▸ **EXERCISE INSTRUCTIONS**:
1. Update the PageRank article: give again the part that opens with the words containing "PageRank Toolbar was" and closes with "PageRank Toolbar useless.", with "database" changed to "data store".
2. Take the PageRank article further from its last sentence.

▸ **PAGE TEXT**:
__________
Google PageRank is NOT Dead
A recent article in the Huffington Post is titled “With Page Rank (Presumably) Gone, Will SEO Survive?” and the article then goes on to discuss a web browser extension that allows you to easily know a sites PageRank number.
What’s being retired is what is called PageRank Toolbar, which is not the same thing as PageRank.
PageRank is the algorithm that made Google into Google. Back in the day, there were dozens of search engines and Internet directories, all of which produced different results.
We collectively agreed their search engine produced better results by the fact that we collectively started using it more and more instead of other options.
PageRank is a voting system where web pages give authority to each by linking to each other. A high authority page gives out high authority links, while a low authority page gives out low authority links.
This is what made Google. In the beginning this voting system was THE search signal. It was so central to how search results were presented that the original name of the search engine was BackRub.
Today there are 220+ search signals, of which PageRank is just one, although one of the most important ones.
PageRank Toolbar was two things: 1) A browser extension that allowed you to display the PageRank number (from 0 to 10) of the website of the page you’re viewing. 2) A database of some sort where the numbers were fetched from when requested.
What Google is stopping is the PageRank Toolbar database, thereby rendering PageRank Toolbar useless.
__________
▸ **DATASET**:
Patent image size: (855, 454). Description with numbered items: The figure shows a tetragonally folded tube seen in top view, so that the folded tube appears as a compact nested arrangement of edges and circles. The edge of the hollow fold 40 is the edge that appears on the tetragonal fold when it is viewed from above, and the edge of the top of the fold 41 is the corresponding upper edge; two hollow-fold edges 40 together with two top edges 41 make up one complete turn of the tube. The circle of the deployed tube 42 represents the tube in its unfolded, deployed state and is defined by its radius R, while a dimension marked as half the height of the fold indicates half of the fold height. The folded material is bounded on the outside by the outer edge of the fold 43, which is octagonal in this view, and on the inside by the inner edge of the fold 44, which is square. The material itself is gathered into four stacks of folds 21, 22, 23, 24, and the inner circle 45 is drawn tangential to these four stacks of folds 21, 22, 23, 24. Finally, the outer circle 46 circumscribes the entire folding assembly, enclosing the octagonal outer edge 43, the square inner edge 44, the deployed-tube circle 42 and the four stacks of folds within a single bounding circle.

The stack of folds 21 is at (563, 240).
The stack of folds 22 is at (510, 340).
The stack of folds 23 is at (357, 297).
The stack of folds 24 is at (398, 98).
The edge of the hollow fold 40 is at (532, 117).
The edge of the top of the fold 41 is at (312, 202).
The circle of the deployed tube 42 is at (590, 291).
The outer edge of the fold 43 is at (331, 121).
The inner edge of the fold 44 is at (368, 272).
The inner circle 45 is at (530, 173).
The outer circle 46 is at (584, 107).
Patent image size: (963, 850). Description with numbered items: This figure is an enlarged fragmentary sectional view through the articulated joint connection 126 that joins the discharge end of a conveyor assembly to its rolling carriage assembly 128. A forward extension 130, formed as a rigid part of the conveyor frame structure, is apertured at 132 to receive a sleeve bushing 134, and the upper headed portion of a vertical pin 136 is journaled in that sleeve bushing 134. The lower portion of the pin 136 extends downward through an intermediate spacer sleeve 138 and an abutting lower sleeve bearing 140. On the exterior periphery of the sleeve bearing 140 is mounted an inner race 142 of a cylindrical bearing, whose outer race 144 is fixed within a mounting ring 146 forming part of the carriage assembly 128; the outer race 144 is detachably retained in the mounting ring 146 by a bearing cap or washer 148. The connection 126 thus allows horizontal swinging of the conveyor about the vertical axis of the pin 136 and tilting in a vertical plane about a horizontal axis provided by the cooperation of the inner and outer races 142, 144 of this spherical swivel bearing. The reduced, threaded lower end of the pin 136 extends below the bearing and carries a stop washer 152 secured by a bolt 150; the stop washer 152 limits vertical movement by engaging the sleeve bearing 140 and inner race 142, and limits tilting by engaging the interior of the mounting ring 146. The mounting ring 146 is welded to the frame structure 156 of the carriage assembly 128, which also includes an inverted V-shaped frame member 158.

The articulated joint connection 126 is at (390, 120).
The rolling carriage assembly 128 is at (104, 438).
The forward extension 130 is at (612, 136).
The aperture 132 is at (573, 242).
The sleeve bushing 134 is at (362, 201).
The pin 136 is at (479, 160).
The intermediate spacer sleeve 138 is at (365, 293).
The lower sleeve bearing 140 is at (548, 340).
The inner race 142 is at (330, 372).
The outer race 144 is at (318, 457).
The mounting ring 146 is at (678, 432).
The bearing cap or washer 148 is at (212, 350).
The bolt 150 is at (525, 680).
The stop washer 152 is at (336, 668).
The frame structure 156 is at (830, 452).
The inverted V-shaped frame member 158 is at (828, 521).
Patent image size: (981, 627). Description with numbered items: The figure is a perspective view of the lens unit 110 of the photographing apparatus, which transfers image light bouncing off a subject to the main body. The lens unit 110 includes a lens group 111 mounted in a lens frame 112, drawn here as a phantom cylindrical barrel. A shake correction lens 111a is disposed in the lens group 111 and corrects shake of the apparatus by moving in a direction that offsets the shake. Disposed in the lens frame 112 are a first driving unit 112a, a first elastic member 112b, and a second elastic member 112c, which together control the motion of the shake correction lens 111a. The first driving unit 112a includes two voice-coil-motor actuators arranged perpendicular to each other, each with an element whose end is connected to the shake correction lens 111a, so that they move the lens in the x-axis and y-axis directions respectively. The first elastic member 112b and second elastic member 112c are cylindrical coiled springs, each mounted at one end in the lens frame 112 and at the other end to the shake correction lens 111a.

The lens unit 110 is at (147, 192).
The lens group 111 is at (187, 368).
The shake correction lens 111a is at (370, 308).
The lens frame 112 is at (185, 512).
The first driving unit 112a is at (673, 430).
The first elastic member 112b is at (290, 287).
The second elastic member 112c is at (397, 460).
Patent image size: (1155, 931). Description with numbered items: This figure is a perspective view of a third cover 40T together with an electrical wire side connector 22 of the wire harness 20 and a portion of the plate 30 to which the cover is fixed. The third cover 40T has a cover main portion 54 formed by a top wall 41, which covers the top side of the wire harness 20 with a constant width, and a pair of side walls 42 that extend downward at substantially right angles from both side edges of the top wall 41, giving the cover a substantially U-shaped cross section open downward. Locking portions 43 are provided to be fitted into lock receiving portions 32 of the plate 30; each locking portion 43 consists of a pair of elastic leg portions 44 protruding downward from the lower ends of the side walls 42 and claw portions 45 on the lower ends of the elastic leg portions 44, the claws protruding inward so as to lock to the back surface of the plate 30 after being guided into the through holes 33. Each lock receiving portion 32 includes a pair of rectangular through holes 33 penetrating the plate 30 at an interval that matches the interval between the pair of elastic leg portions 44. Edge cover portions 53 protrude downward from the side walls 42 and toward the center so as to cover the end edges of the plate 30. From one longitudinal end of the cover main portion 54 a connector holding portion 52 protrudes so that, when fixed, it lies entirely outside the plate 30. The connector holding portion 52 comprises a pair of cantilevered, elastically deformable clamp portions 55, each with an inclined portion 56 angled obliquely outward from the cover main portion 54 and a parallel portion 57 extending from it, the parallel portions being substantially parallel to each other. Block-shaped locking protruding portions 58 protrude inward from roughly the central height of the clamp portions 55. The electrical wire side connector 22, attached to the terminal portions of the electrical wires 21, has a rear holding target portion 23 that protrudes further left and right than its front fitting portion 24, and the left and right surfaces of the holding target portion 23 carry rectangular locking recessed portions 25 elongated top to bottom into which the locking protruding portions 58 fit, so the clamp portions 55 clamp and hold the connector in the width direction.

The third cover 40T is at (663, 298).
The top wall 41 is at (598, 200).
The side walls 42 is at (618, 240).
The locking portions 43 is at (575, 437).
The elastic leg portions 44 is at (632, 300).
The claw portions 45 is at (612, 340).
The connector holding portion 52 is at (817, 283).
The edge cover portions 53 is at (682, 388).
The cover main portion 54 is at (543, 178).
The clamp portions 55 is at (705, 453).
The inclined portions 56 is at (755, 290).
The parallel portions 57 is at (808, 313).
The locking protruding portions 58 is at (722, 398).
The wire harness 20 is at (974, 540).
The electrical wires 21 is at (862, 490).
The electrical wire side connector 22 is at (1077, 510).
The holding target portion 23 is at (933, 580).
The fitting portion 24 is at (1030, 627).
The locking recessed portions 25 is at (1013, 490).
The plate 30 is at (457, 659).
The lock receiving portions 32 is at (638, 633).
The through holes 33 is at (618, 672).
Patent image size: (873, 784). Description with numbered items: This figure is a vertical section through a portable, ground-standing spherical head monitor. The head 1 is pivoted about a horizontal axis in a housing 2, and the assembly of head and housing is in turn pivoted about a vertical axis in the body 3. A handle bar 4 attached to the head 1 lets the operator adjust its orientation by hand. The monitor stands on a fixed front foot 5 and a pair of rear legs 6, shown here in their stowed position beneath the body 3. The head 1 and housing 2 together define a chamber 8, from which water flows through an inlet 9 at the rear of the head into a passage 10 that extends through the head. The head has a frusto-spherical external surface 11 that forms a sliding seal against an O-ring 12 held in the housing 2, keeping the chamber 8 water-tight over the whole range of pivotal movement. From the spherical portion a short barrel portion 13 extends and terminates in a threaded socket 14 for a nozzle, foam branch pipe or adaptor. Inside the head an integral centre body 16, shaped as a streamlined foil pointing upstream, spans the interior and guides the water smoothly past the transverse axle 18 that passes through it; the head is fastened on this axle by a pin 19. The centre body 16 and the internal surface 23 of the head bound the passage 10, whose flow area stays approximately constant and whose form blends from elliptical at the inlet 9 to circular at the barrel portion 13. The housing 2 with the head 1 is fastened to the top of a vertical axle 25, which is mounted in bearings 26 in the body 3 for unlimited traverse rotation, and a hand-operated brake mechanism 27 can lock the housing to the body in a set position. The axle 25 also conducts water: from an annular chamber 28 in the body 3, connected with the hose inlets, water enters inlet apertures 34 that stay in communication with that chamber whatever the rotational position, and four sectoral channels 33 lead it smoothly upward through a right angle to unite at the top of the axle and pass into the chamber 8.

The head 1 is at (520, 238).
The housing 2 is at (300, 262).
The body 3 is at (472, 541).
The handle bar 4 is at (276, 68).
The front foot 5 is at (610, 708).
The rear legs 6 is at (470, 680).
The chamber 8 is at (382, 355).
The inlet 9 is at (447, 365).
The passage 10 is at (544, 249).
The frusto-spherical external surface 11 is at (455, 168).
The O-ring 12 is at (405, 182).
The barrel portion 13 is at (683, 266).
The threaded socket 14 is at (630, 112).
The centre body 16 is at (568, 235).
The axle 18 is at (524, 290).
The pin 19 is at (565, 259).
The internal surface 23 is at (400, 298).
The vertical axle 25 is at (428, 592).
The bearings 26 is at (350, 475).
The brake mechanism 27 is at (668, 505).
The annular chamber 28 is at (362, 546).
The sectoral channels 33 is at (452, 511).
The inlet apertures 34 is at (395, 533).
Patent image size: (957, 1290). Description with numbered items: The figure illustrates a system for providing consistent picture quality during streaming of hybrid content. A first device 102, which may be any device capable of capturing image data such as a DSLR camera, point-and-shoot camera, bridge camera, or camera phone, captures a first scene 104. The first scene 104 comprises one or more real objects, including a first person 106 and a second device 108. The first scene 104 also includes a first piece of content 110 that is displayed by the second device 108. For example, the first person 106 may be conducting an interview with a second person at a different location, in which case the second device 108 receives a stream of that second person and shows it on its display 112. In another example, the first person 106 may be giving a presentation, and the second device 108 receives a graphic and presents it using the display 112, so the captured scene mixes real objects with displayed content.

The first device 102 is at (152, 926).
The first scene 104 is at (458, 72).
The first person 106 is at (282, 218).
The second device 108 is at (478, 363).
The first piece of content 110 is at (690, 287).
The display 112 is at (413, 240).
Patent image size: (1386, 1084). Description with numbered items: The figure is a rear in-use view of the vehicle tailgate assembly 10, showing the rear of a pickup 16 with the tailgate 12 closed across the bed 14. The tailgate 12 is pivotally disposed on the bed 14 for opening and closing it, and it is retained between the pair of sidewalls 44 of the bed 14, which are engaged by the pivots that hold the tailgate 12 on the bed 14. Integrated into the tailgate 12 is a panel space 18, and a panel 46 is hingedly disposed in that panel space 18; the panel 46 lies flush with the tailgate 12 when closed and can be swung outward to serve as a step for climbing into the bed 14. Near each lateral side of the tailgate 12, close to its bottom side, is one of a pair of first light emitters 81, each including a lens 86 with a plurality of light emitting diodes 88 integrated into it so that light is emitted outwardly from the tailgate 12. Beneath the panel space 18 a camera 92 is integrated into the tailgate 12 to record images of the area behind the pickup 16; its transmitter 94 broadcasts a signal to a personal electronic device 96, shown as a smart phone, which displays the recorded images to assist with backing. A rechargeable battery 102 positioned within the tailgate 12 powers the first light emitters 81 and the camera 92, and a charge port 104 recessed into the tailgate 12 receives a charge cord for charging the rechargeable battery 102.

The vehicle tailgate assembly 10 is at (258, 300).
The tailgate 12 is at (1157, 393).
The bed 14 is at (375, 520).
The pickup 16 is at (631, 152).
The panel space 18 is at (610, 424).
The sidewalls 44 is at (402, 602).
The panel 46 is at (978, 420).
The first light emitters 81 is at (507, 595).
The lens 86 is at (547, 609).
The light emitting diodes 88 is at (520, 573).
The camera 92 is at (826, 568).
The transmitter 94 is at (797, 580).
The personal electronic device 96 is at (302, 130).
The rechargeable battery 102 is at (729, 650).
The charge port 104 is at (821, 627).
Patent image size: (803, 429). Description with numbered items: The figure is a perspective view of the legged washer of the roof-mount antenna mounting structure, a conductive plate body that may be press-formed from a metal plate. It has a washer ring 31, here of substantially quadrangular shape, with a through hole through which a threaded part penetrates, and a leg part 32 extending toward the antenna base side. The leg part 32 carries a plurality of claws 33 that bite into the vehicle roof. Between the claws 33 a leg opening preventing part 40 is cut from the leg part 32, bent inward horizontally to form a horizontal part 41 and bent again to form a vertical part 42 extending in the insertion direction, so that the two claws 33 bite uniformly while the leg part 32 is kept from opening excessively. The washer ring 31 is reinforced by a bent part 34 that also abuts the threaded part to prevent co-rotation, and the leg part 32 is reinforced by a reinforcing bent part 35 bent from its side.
__________
▸ **EXPECTED OUTPUTS**:
1.
PageRank Toolbar was two things: 1) A browser extension that allowed you to display the PageRank number (from 0 to 10) of the website of the page you’re viewing. 2) A data store of some sort where the numbers were fetched from when requested.
What Google is stopping is the PageRank Toolbar data store, thereby rendering PageRank Toolbar useless.

2.
Why This Makes Sense
The PageRank number was one small aspect of the “value” of a webpage and it was a misleading at best.
Webpages have PageRank, whereas the tool reported on the PageRank number of the site. Perhaps the sites number was an averaging of the numbers for all the pages. I’m not sure and it no longer matters.
Anyway, among some people it caused a strong focus on linking to and seeking links from sites based on their PageRank number, rather than linking between pages and sites based on the relevance of the content of the web pages.
Image if you’re trying to find your ways through the woods with a map and compass that gives false readings. If you’re trying to head north, and you know your compass is broken, does it not make sense to toss the compass and start walking in the direction of the Big Dipper?
Effectively this is what Google has done. They took a bad compass many people thought gave good answers and tossed it out.